### PROBLEM TO WORK ON
Write out the full set of records exactly. Any pictures in them do not belong in the copy.

★ ★ ★ ★

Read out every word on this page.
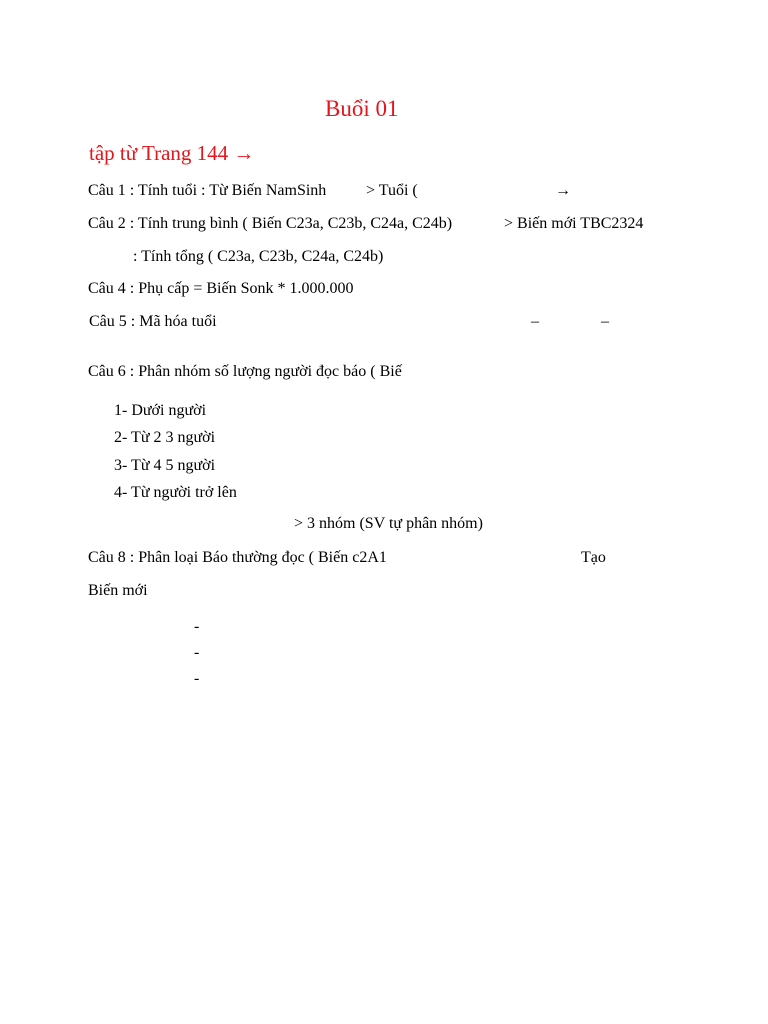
Buổi 01
tập từ Trang 144 →
Câu 1 : Tính tuổi : Từ Biến NamSinh > Tuổi (	→⃞
Câu 2 : Tính trung bình ( Biến C23a, C23b, C24a, C24b)	> Biến mới TBC2324
: Tính tổng ( C23a, C23b, C24a, C24b)
Câu 4 : Phụ cấp = Biến Sonk * 1.000.000
Câu 5 : Mã hóa tuổi	–	–
Câu 6 : Phân nhóm số lượng người đọc báo ( Biế
1- Dưới người
2- Từ 2 3 người
3- Từ 4 5 người
4- Từ người trở lên
> 3 nhóm (SV tự phân nhóm)
Câu 8 : Phân loại Báo thường đọc ( Biến c2A1	Tạo
Biến mới
-
-
-
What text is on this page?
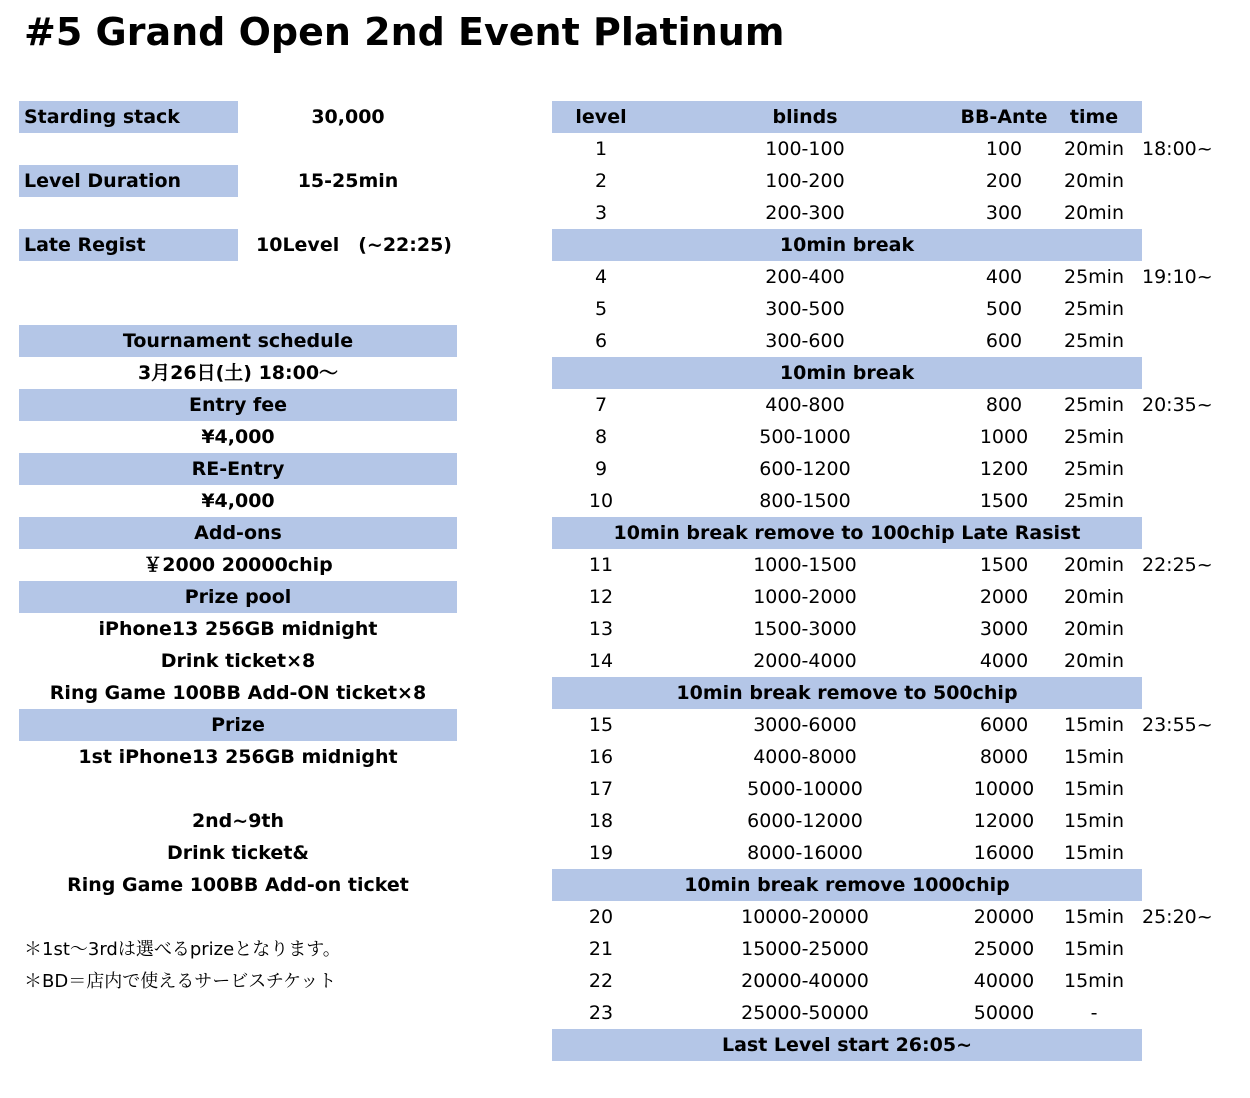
#5 Grand Open 2nd Event Platinum
Starding stack	30,000
Level Duration	15-25min
Late Regist	10Level　(~22:25)
Tournament schedule
3月26日(土) 18:00～
Entry fee
¥4,000
RE-Entry
¥4,000
Add-ons
￥2000 20000chip
Prize pool
iPhone13 256GB midnight
Drink ticket×8
Ring Game 100BB Add-ON ticket×8
Prize
1st iPhone13 256GB midnight
2nd~9th
Drink ticket&
Ring Game 100BB Add-on ticket
＊1st～3rdは選べるprizeとなります。
＊BD＝店内で使えるサービスチケット
level	blinds	BB-Ante	time
1	100-100	100	20min 18:00~
2	100-200	200	20min
3	200-300	300	20min
10min break
4	200-400	400	25min 19:10~
5	300-500	500	25min
6	300-600	600	25min
10min break
7	400-800	800	25min 20:35~
8	500-1000	1000	25min
9	600-1200	1200	25min
10	800-1500	1500	25min
10min break remove to 100chip Late Rasist
11	1000-1500	1500	20min 22:25~
12	1000-2000	2000	20min
13	1500-3000	3000	20min
14	2000-4000	4000	20min
10min break remove to 500chip
15	3000-6000	6000	15min 23:55~
16	4000-8000	8000	15min
17	5000-10000	10000	15min
18	6000-12000	12000	15min
19	8000-16000	16000	15min
10min break remove 1000chip
20	10000-20000	20000	15min 25:20~
21	15000-25000	25000	15min
22	20000-40000	40000	15min
23	25000-50000	50000	-
Last Level start 26:05~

★ ★ ★ ★

### SOLUTION
Read out every word on this page.
Buổi 01
tập từ Trang 144 →
Câu 1 : Tính tuổi : Từ Biến NamSinh > Tuổi (	→⃞
Câu 2 : Tính trung bình ( Biến C23a, C23b, C24a, C24b)	> Biến mới TBC2324
: Tính tổng ( C23a, C23b, C24a, C24b)
Câu 4 : Phụ cấp = Biến Sonk * 1.000.000
Câu 5 : Mã hóa tuổi	–	–
Câu 6 : Phân nhóm số lượng người đọc báo ( Biế
1- Dưới người
2- Từ 2 3 người
3- Từ 4 5 người
4- Từ người trở lên
> 3 nhóm (SV tự phân nhóm)
Câu 8 : Phân loại Báo thường đọc ( Biến c2A1	Tạo
Biến mới
-
-
-
What text is on this page?
#5 Grand Open 2nd Event Platinum
Starding stack	30,000
Level Duration	15-25min
Late Regist	10Level　(~22:25)
Tournament schedule
3月26日(土) 18:00～
Entry fee
¥4,000
RE-Entry
¥4,000
Add-ons
￥2000 20000chip
Prize pool
iPhone13 256GB midnight
Drink ticket×8
Ring Game 100BB Add-ON ticket×8
Prize
1st iPhone13 256GB midnight
2nd~9th
Drink ticket&
Ring Game 100BB Add-on ticket
＊1st～3rdは選べるprizeとなります。
＊BD＝店内で使えるサービスチケット
level	blinds	BB-Ante	time
1	100-100	100	20min 18:00~
2	100-200	200	20min
3	200-300	300	20min
10min break
4	200-400	400	25min 19:10~
5	300-500	500	25min
6	300-600	600	25min
10min break
7	400-800	800	25min 20:35~
8	500-1000	1000	25min
9	600-1200	1200	25min
10	800-1500	1500	25min
10min break remove to 100chip Late Rasist
11	1000-1500	1500	20min 22:25~
12	1000-2000	2000	20min
13	1500-3000	3000	20min
14	2000-4000	4000	20min
10min break remove to 500chip
15	3000-6000	6000	15min 23:55~
16	4000-8000	8000	15min
17	5000-10000	10000	15min
18	6000-12000	12000	15min
19	8000-16000	16000	15min
10min break remove 1000chip
20	10000-20000	20000	15min 25:20~
21	15000-25000	25000	15min
22	20000-40000	40000	15min
23	25000-50000	50000	-
Last Level start 26:05~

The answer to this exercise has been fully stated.